--- Direction ---
Every line below that holds the string "this" should be copied out.

[Records from a collection of figures]
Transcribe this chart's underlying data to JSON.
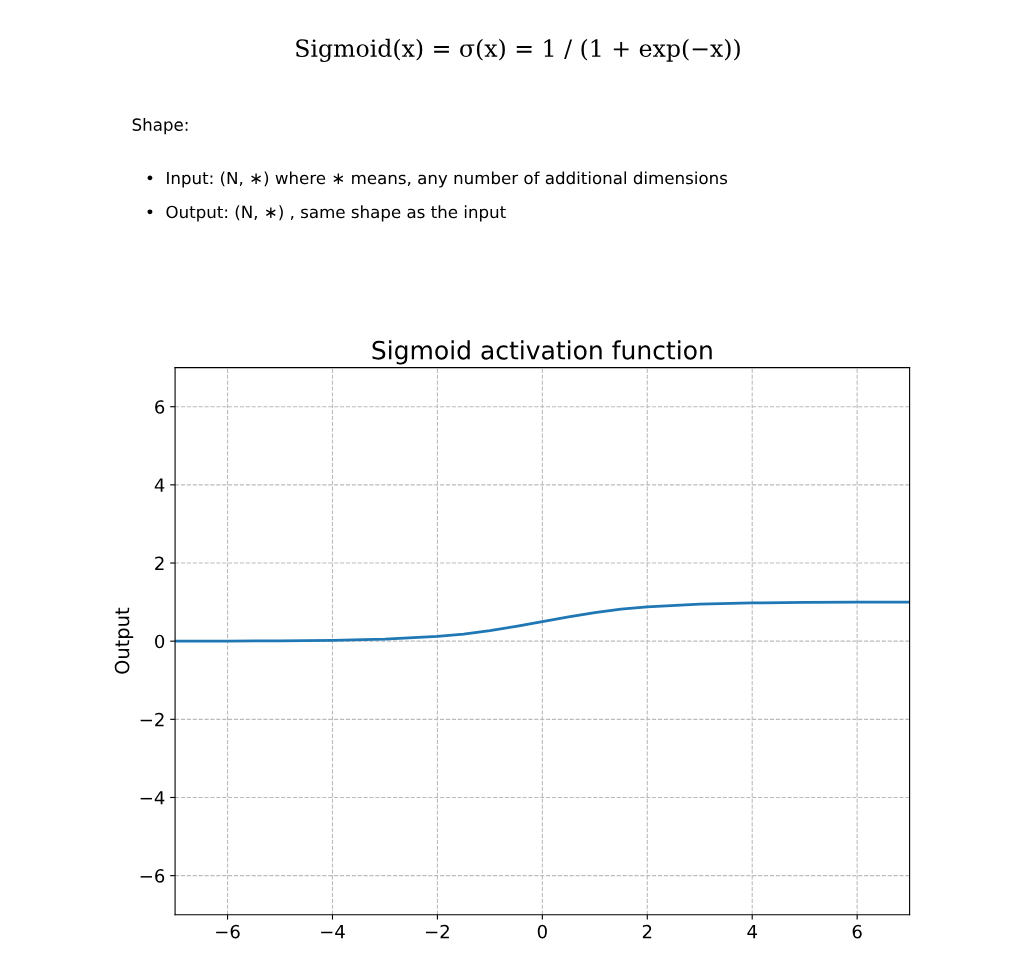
{
  "chart_data": {
    "type": "line",
    "title": "Sigmoid activation function",
    "ylabel": "Output",
    "annotations": [
      "Sigmoid(x) = σ(x) = 1 / (1 + exp(−x))",
      "Shape:",
      "•  Input: (N, ∗) where ∗ means, any number of additional dimensions",
      "•  Output: (N, ∗) , same shape as the input"
    ],
    "x": [
      -7,
      -6,
      -5,
      -4,
      -3,
      -2,
      -1.5,
      -1,
      -0.5,
      0,
      0.5,
      1,
      1.5,
      2,
      3,
      4,
      5,
      6,
      7
    ],
    "series": [
      {
        "color": "#1f77b4",
        "values": [
          0.0,
          0.0,
          0.01,
          0.02,
          0.05,
          0.12,
          0.18,
          0.27,
          0.38,
          0.5,
          0.62,
          0.73,
          0.82,
          0.88,
          0.95,
          0.98,
          0.99,
          1.0,
          1.0
        ]
      }
    ],
    "xlim": [
      -7,
      7
    ],
    "ylim": [
      -7,
      7
    ],
    "xticks": [
      -6,
      -4,
      -2,
      0,
      2,
      4,
      6
    ],
    "yticks": [
      -6,
      -4,
      -2,
      0,
      2,
      4,
      6
    ],
    "grid": true
  }
}
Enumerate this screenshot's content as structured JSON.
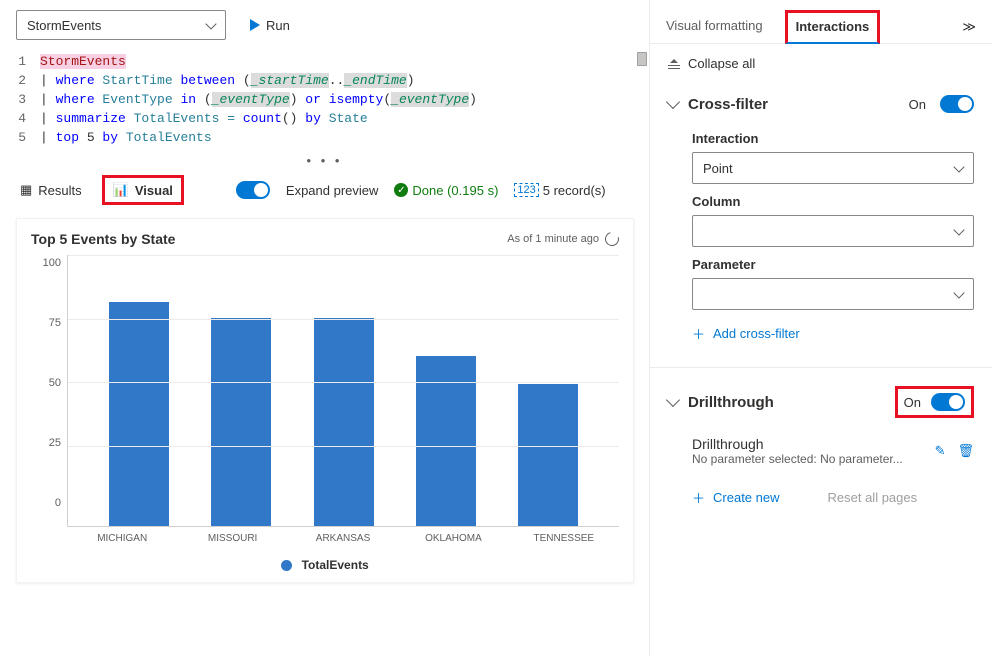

--- Written response ---
Transcribe this chart's underlying data to JSON.
Enumerate this screenshot's content as structured JSON.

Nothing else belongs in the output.